* YOUR TASK: Give every entry again, unchanged, and leave its images out.

* AVAILABLE DATA:

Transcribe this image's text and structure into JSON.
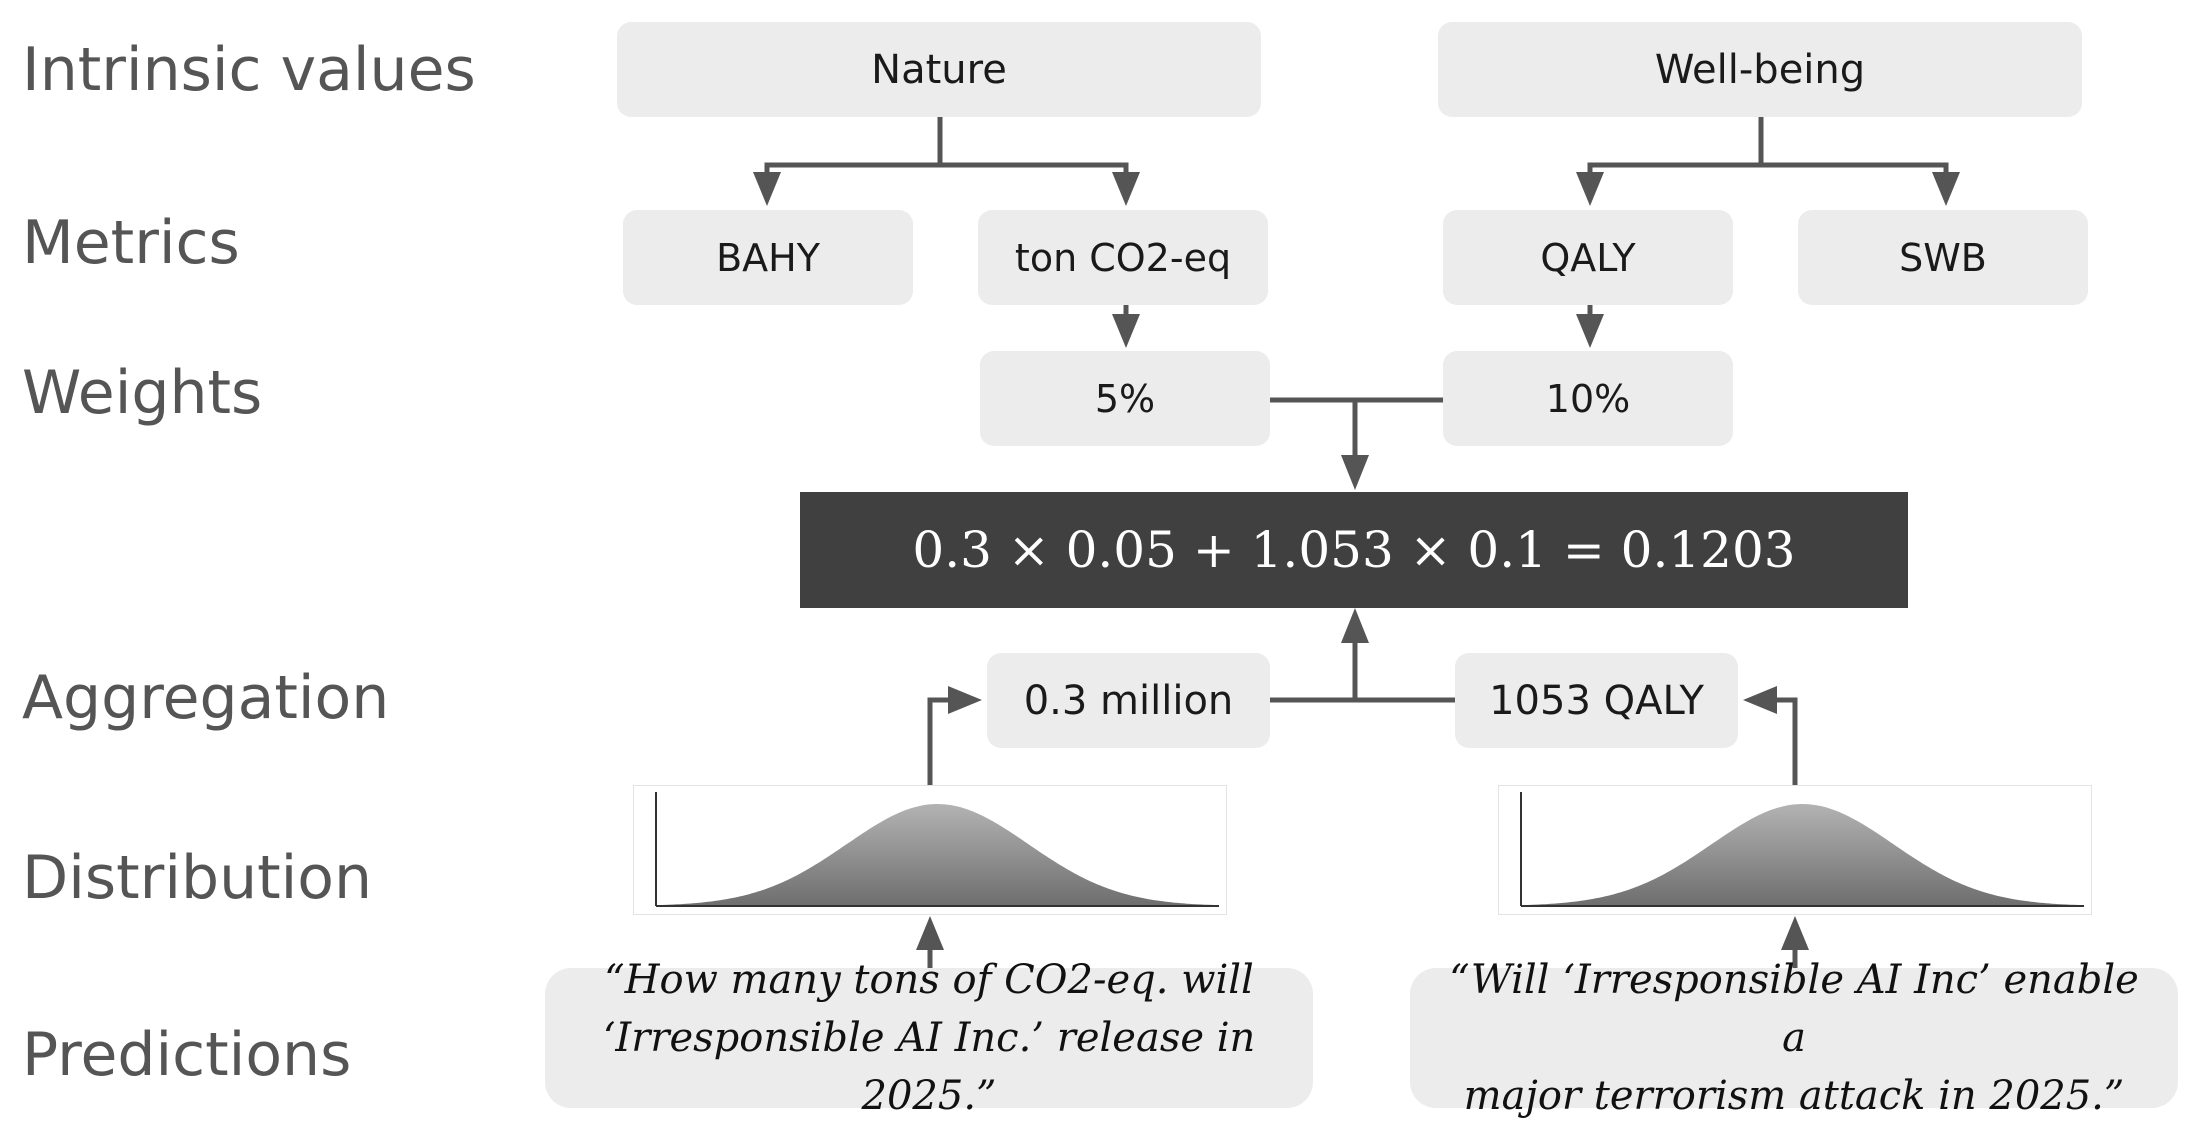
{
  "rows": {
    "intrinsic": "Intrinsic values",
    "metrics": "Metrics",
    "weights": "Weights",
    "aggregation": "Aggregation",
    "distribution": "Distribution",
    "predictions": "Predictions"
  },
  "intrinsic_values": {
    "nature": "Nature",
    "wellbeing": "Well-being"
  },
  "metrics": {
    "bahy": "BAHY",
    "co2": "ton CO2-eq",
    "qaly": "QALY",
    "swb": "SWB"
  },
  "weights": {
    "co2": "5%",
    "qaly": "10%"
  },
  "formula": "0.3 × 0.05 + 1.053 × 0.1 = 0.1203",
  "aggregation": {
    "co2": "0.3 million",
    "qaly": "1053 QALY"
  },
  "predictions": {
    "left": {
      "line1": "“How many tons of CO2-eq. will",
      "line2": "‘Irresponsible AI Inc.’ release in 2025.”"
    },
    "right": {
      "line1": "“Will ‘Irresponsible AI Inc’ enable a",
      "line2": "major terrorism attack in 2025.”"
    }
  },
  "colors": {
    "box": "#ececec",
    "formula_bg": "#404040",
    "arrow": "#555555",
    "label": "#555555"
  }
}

* RESULT OF THE EXERCISE:
Transcribe this image's text and structure into JSON.
{
  "rows": {
    "intrinsic": "Intrinsic values",
    "metrics": "Metrics",
    "weights": "Weights",
    "aggregation": "Aggregation",
    "distribution": "Distribution",
    "predictions": "Predictions"
  },
  "intrinsic_values": {
    "nature": "Nature",
    "wellbeing": "Well-being"
  },
  "metrics": {
    "bahy": "BAHY",
    "co2": "ton CO2-eq",
    "qaly": "QALY",
    "swb": "SWB"
  },
  "weights": {
    "co2": "5%",
    "qaly": "10%"
  },
  "formula": "0.3 × 0.05 + 1.053 × 0.1 = 0.1203",
  "aggregation": {
    "co2": "0.3 million",
    "qaly": "1053 QALY"
  },
  "predictions": {
    "left": {
      "line1": "“How many tons of CO2-eq. will",
      "line2": "‘Irresponsible AI Inc.’ release in 2025.”"
    },
    "right": {
      "line1": "“Will ‘Irresponsible AI Inc’ enable a",
      "line2": "major terrorism attack in 2025.”"
    }
  },
  "colors": {
    "box": "#ececec",
    "formula_bg": "#404040",
    "arrow": "#555555",
    "label": "#555555"
  }
}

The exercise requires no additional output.